begin TASK DATA

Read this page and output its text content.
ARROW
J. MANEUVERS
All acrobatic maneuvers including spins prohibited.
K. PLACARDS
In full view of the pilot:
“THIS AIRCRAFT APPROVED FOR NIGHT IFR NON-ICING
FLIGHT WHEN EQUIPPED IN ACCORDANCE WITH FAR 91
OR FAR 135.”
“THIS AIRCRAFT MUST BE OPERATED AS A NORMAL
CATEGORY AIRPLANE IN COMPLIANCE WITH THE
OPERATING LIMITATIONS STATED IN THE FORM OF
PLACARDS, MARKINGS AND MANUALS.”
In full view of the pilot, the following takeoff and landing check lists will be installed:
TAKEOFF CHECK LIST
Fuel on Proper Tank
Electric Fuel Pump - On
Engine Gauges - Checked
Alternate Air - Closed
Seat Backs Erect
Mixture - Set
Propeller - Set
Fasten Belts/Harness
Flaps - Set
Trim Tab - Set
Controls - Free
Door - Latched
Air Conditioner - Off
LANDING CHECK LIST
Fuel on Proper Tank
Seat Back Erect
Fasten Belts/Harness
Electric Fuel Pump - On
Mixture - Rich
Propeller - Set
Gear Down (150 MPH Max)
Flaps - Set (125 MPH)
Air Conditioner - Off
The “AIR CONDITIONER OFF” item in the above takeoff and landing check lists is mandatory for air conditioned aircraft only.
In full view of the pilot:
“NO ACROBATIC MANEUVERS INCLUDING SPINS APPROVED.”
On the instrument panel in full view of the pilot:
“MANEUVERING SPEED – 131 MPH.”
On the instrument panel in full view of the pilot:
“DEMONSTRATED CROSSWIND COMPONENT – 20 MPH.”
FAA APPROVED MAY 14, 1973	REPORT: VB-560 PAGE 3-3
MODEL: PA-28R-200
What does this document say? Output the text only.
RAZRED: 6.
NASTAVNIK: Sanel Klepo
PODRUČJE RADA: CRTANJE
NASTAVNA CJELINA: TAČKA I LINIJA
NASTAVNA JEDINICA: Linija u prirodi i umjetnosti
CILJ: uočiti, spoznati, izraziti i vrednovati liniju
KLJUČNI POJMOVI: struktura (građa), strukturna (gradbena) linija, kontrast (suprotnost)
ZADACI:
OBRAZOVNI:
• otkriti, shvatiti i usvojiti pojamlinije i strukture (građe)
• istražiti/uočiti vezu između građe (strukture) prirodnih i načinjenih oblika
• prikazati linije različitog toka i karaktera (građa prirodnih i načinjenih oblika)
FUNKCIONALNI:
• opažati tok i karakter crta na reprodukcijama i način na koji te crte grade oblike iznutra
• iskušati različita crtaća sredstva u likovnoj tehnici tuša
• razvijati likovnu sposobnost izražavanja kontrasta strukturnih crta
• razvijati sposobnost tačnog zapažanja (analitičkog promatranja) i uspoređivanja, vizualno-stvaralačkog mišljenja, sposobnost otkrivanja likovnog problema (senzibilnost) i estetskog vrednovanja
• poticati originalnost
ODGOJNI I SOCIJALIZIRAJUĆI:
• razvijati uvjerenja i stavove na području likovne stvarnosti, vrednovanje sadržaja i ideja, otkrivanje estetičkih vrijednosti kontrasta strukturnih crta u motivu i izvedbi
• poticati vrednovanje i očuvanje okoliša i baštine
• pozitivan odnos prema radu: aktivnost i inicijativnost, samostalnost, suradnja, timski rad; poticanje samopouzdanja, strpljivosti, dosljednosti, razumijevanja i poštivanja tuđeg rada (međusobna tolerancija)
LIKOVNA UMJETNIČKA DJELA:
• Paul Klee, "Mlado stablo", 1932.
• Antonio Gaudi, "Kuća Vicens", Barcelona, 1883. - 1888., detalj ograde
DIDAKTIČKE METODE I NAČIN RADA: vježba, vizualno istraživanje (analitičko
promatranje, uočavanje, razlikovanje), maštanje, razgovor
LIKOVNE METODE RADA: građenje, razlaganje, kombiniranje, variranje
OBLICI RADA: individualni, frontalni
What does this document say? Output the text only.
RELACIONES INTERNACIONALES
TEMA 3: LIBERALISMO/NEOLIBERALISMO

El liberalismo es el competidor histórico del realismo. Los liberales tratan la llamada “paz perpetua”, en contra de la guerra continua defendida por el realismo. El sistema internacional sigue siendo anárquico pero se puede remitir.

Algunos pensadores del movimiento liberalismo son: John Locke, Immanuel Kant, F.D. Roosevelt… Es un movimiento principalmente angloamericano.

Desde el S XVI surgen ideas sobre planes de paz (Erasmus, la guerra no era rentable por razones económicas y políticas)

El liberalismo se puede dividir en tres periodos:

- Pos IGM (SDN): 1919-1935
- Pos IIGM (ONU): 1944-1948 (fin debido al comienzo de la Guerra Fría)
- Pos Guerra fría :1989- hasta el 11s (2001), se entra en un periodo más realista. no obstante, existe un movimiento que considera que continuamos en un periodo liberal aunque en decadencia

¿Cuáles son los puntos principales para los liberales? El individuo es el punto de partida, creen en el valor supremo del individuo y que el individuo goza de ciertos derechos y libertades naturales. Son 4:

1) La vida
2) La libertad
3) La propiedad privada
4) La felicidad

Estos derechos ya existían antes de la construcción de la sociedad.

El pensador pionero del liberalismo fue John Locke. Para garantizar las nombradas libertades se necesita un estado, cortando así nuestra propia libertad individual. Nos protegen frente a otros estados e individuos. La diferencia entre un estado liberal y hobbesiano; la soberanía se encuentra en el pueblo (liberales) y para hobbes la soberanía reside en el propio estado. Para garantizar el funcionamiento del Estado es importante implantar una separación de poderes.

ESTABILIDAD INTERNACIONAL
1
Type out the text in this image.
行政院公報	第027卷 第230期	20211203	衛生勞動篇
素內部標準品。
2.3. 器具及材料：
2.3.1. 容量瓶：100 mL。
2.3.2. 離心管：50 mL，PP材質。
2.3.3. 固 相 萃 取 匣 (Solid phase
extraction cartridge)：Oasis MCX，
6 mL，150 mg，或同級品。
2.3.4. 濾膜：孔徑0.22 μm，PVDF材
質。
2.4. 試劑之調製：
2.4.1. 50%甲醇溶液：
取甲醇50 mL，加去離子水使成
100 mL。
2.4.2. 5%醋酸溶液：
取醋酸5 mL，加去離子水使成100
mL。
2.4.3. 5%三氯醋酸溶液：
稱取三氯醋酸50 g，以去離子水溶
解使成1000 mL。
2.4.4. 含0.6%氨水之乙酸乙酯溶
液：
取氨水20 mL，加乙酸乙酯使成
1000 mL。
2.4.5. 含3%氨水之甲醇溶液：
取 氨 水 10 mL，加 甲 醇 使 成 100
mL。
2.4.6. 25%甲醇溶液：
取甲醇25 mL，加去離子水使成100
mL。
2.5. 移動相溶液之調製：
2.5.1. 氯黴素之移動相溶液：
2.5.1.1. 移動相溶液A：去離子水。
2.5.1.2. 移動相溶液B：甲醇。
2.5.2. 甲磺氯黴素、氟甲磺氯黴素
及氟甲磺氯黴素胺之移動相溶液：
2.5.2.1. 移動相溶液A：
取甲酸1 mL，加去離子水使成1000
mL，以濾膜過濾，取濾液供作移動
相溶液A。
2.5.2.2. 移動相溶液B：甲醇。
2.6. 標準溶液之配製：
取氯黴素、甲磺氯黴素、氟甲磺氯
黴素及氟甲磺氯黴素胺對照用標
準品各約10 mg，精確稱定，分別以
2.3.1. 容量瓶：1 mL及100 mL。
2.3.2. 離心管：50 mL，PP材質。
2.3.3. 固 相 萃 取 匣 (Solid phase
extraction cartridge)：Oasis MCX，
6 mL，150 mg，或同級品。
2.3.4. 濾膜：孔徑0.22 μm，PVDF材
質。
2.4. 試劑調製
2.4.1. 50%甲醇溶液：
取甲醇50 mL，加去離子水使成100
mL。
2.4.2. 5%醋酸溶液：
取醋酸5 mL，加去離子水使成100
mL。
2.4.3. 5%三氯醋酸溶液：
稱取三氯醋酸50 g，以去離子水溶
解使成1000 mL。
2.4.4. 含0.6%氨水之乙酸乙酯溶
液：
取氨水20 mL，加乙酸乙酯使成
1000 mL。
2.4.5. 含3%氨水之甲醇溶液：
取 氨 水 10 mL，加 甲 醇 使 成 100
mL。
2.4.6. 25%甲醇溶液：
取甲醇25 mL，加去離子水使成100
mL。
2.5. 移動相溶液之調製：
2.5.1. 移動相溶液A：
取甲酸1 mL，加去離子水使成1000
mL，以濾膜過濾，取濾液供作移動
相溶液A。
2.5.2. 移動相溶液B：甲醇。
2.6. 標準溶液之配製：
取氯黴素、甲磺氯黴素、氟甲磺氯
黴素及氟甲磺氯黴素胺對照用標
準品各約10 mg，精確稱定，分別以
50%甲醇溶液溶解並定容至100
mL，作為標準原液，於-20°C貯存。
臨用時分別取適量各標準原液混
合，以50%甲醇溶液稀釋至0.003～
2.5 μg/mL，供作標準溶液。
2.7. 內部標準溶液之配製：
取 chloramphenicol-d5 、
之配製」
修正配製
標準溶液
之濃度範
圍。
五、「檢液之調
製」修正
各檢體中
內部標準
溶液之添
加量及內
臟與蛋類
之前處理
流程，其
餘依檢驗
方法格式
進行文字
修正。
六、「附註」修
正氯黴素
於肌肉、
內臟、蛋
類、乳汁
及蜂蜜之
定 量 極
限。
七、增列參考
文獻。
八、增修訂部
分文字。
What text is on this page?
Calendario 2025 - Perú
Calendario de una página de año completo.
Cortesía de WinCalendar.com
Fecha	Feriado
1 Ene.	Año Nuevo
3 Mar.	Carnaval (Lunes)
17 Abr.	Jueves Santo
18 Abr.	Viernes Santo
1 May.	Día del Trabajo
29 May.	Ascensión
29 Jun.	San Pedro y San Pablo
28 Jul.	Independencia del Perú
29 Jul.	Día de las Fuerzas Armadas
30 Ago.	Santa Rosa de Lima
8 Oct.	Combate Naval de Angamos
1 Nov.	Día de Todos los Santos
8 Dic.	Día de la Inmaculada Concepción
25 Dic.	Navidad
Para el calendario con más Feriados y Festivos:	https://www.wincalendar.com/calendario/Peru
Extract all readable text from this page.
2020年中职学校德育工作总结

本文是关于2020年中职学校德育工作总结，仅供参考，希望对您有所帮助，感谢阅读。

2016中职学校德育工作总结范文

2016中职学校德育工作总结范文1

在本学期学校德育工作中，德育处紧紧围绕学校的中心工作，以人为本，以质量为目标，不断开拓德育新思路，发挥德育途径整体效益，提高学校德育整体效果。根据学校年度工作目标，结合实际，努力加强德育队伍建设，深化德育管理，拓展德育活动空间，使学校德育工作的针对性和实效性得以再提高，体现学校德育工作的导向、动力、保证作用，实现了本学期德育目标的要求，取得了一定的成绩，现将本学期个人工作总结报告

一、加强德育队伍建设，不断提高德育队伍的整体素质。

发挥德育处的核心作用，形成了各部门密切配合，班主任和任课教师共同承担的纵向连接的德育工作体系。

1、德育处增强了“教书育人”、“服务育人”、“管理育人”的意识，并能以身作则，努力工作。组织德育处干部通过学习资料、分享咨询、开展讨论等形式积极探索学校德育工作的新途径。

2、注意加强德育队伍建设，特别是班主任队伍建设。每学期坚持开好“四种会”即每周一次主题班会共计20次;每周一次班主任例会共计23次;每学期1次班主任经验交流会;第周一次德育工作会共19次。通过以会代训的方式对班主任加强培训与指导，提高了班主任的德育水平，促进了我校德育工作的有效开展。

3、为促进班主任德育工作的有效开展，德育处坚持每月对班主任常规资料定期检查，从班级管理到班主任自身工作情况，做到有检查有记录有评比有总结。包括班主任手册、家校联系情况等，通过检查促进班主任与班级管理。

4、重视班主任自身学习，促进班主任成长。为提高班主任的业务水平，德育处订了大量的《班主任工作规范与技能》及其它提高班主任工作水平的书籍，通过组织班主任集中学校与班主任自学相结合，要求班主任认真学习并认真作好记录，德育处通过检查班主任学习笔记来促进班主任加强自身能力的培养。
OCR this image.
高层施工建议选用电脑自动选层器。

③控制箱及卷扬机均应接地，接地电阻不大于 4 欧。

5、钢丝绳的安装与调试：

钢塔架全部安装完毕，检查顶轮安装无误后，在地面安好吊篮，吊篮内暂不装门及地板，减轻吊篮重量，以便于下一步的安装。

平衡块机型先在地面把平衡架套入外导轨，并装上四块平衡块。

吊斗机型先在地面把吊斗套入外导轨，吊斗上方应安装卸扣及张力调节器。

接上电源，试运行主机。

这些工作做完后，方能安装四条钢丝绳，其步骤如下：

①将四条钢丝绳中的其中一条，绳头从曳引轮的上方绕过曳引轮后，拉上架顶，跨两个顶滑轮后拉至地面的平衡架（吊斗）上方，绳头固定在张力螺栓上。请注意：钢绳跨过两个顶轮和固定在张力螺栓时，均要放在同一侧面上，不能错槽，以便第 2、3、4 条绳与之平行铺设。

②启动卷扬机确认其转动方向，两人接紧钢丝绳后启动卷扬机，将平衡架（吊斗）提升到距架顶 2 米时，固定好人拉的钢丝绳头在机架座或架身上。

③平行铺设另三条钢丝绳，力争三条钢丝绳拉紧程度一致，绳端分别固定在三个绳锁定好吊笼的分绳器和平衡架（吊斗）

end TASK DATA

INSTRUCTIONS FOR THE TASK: Print from the line containing "OCR this image." to the last line above, exactly as written.

EXPECTED ANSWER:
OCR this image.
高层施工建议选用电脑自动选层器。

③控制箱及卷扬机均应接地，接地电阻不大于 4 欧。

5、钢丝绳的安装与调试：

钢塔架全部安装完毕，检查顶轮安装无误后，在地面安好吊篮，吊篮内暂不装门及地板，减轻吊篮重量，以便于下一步的安装。

平衡块机型先在地面把平衡架套入外导轨，并装上四块平衡块。

吊斗机型先在地面把吊斗套入外导轨，吊斗上方应安装卸扣及张力调节器。

接上电源，试运行主机。

这些工作做完后，方能安装四条钢丝绳，其步骤如下：

①将四条钢丝绳中的其中一条，绳头从曳引轮的上方绕过曳引轮后，拉上架顶，跨两个顶滑轮后拉至地面的平衡架（吊斗）上方，绳头固定在张力螺栓上。请注意：钢绳跨过两个顶轮和固定在张力螺栓时，均要放在同一侧面上，不能错槽，以便第 2、3、4 条绳与之平行铺设。

②启动卷扬机确认其转动方向，两人接紧钢丝绳后启动卷扬机，将平衡架（吊斗）提升到距架顶 2 米时，固定好人拉的钢丝绳头在机架座或架身上。

③平行铺设另三条钢丝绳，力争三条钢丝绳拉紧程度一致，绳端分别固定在三个绳锁定好吊笼的分绳器和平衡架（吊斗）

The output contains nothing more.